*REQUIRED TASK*: Extract every line that contains the word "direita".

*RECORDS SHOWN*:

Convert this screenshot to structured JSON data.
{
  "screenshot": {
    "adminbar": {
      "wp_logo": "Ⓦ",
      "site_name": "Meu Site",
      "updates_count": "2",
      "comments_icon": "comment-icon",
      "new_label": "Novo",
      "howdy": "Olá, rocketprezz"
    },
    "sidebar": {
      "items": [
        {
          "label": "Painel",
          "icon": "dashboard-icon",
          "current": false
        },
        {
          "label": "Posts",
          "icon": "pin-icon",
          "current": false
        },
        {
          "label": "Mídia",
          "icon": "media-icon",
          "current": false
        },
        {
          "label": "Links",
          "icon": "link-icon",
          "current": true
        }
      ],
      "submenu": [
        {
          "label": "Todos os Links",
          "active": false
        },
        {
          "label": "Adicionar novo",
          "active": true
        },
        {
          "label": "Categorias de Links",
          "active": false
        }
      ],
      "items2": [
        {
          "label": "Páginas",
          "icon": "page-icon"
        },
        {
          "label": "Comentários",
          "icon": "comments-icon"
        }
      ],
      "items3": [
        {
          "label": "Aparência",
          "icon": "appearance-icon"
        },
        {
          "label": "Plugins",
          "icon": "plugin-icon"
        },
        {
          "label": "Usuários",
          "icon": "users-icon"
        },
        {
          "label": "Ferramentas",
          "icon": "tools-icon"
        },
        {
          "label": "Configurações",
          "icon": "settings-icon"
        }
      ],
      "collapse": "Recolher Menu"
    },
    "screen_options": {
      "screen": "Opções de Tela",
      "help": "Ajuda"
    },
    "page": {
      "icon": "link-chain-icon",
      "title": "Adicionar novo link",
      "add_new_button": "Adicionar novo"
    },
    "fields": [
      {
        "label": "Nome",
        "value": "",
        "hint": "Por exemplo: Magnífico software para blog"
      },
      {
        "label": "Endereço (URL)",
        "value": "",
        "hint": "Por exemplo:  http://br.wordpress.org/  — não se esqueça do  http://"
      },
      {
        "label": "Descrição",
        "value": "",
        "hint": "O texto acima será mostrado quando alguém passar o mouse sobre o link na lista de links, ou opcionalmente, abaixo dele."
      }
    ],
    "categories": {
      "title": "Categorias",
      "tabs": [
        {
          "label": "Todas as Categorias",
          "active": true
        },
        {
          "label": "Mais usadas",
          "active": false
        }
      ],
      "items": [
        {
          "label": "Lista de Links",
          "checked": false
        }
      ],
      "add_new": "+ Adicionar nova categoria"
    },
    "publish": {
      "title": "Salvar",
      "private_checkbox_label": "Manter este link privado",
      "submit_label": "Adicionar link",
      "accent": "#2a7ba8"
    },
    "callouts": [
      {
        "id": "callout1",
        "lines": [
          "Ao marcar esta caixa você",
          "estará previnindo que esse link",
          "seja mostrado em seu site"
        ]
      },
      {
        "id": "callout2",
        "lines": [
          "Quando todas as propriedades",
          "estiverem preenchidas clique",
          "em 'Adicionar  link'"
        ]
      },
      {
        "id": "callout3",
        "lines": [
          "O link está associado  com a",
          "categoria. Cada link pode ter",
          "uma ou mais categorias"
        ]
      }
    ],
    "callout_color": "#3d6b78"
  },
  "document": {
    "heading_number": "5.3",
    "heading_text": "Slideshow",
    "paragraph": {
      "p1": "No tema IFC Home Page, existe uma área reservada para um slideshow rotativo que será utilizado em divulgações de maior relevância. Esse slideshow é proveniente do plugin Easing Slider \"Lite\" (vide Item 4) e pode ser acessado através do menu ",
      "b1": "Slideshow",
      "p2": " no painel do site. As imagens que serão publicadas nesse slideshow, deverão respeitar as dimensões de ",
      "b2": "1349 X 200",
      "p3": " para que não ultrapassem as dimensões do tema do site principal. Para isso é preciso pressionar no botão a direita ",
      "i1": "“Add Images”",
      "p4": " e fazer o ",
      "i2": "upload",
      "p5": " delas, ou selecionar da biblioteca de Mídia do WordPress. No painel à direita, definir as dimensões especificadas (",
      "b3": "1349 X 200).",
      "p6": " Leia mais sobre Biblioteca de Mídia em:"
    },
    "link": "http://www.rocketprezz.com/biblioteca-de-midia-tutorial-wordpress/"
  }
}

*CORRECT ANSWER*:
      "p3": " para que não ultrapassem as dimensões do tema do site principal. Para isso é preciso pressionar no botão a direita ",
      "p5": " delas, ou selecionar da biblioteca de Mídia do WordPress. No painel à direita, definir as dimensões especificadas (",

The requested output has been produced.